### REQUIRED TASK
Return each entry exactly, with none missing.

### SUPPLIED DATA
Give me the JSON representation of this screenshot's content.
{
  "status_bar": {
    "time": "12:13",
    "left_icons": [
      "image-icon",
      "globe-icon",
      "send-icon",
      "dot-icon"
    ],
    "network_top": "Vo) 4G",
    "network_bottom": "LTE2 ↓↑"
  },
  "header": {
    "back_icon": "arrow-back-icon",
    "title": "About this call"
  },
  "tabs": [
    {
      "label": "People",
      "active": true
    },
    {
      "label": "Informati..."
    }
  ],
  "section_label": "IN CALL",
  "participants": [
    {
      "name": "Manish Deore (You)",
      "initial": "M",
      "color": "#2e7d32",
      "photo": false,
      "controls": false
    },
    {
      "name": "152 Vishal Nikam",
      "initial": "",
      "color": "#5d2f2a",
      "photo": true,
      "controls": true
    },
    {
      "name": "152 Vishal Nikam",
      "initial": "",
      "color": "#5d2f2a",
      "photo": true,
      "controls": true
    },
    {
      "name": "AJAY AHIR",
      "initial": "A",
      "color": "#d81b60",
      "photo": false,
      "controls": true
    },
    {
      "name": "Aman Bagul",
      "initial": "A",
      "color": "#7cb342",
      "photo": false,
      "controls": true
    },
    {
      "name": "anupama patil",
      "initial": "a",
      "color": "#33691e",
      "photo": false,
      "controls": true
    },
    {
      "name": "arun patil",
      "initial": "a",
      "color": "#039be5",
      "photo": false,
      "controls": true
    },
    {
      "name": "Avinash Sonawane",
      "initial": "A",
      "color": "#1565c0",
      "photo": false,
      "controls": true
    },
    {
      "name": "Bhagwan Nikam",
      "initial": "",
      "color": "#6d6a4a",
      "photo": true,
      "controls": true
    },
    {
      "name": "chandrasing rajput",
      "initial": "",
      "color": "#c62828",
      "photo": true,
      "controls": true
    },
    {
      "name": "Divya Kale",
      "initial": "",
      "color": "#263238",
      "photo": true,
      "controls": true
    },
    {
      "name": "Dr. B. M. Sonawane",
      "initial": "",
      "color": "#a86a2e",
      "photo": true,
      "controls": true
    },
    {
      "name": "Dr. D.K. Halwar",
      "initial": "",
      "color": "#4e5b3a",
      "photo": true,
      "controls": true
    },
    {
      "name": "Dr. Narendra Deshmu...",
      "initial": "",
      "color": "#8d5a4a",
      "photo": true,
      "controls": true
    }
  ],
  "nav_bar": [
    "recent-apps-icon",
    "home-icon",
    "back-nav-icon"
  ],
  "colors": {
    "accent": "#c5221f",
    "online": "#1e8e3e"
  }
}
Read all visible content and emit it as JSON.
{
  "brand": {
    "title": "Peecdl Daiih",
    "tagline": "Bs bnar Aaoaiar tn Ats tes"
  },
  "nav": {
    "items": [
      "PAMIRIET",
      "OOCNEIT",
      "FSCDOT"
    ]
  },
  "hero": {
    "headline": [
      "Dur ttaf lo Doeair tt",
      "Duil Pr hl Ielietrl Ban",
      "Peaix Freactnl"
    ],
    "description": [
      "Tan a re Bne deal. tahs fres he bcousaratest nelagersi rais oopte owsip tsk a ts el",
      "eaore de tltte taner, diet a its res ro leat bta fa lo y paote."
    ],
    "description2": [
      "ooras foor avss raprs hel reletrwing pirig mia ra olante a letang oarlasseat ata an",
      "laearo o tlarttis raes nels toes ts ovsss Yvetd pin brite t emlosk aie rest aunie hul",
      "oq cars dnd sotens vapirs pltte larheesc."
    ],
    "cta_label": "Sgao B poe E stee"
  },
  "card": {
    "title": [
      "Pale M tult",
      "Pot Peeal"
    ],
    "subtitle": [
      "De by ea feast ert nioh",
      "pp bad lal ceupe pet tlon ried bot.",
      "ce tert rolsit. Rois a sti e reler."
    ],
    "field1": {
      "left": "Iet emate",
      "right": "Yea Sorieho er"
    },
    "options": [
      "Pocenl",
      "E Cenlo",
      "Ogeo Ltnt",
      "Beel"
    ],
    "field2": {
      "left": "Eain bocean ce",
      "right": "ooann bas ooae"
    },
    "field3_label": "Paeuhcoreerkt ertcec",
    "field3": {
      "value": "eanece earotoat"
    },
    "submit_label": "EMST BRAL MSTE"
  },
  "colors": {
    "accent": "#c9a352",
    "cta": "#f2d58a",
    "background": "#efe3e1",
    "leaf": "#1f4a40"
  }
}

### REPLY TO THE TASK
Give me the JSON representation of this screenshot's content.
{
  "status_bar": {
    "time": "12:13",
    "left_icons": [
      "image-icon",
      "globe-icon",
      "send-icon",
      "dot-icon"
    ],
    "network_top": "Vo) 4G",
    "network_bottom": "LTE2 ↓↑"
  },
  "header": {
    "back_icon": "arrow-back-icon",
    "title": "About this call"
  },
  "tabs": [
    {
      "label": "People",
      "active": true
    },
    {
      "label": "Informati..."
    }
  ],
  "section_label": "IN CALL",
  "participants": [
    {
      "name": "Manish Deore (You)",
      "initial": "M",
      "color": "#2e7d32",
      "photo": false,
      "controls": false
    },
    {
      "name": "152 Vishal Nikam",
      "initial": "",
      "color": "#5d2f2a",
      "photo": true,
      "controls": true
    },
    {
      "name": "152 Vishal Nikam",
      "initial": "",
      "color": "#5d2f2a",
      "photo": true,
      "controls": true
    },
    {
      "name": "AJAY AHIR",
      "initial": "A",
      "color": "#d81b60",
      "photo": false,
      "controls": true
    },
    {
      "name": "Aman Bagul",
      "initial": "A",
      "color": "#7cb342",
      "photo": false,
      "controls": true
    },
    {
      "name": "anupama patil",
      "initial": "a",
      "color": "#33691e",
      "photo": false,
      "controls": true
    },
    {
      "name": "arun patil",
      "initial": "a",
      "color": "#039be5",
      "photo": false,
      "controls": true
    },
    {
      "name": "Avinash Sonawane",
      "initial": "A",
      "color": "#1565c0",
      "photo": false,
      "controls": true
    },
    {
      "name": "Bhagwan Nikam",
      "initial": "",
      "color": "#6d6a4a",
      "photo": true,
      "controls": true
    },
    {
      "name": "chandrasing rajput",
      "initial": "",
      "color": "#c62828",
      "photo": true,
      "controls": true
    },
    {
      "name": "Divya Kale",
      "initial": "",
      "color": "#263238",
      "photo": true,
      "controls": true
    },
    {
      "name": "Dr. B. M. Sonawane",
      "initial": "",
      "color": "#a86a2e",
      "photo": true,
      "controls": true
    },
    {
      "name": "Dr. D.K. Halwar",
      "initial": "",
      "color": "#4e5b3a",
      "photo": true,
      "controls": true
    },
    {
      "name": "Dr. Narendra Deshmu...",
      "initial": "",
      "color": "#8d5a4a",
      "photo": true,
      "controls": true
    }
  ],
  "nav_bar": [
    "recent-apps-icon",
    "home-icon",
    "back-nav-icon"
  ],
  "colors": {
    "accent": "#c5221f",
    "online": "#1e8e3e"
  }
}
Read all visible content and emit it as JSON.
{
  "brand": {
    "title": "Peecdl Daiih",
    "tagline": "Bs bnar Aaoaiar tn Ats tes"
  },
  "nav": {
    "items": [
      "PAMIRIET",
      "OOCNEIT",
      "FSCDOT"
    ]
  },
  "hero": {
    "headline": [
      "Dur ttaf lo Doeair tt",
      "Duil Pr hl Ielietrl Ban",
      "Peaix Freactnl"
    ],
    "description": [
      "Tan a re Bne deal. tahs fres he bcousaratest nelagersi rais oopte owsip tsk a ts el",
      "eaore de tltte taner, diet a its res ro leat bta fa lo y paote."
    ],
    "description2": [
      "ooras foor avss raprs hel reletrwing pirig mia ra olante a letang oarlasseat ata an",
      "laearo o tlarttis raes nels toes ts ovsss Yvetd pin brite t emlosk aie rest aunie hul",
      "oq cars dnd sotens vapirs pltte larheesc."
    ],
    "cta_label": "Sgao B poe E stee"
  },
  "card": {
    "title": [
      "Pale M tult",
      "Pot Peeal"
    ],
    "subtitle": [
      "De by ea feast ert nioh",
      "pp bad lal ceupe pet tlon ried bot.",
      "ce tert rolsit. Rois a sti e reler."
    ],
    "field1": {
      "left": "Iet emate",
      "right": "Yea Sorieho er"
    },
    "options": [
      "Pocenl",
      "E Cenlo",
      "Ogeo Ltnt",
      "Beel"
    ],
    "field2": {
      "left": "Eain bocean ce",
      "right": "ooann bas ooae"
    },
    "field3_label": "Paeuhcoreerkt ertcec",
    "field3": {
      "value": "eanece earotoat"
    },
    "submit_label": "EMST BRAL MSTE"
  },
  "colors": {
    "accent": "#c9a352",
    "cta": "#f2d58a",
    "background": "#efe3e1",
    "leaf": "#1f4a40"
  }
}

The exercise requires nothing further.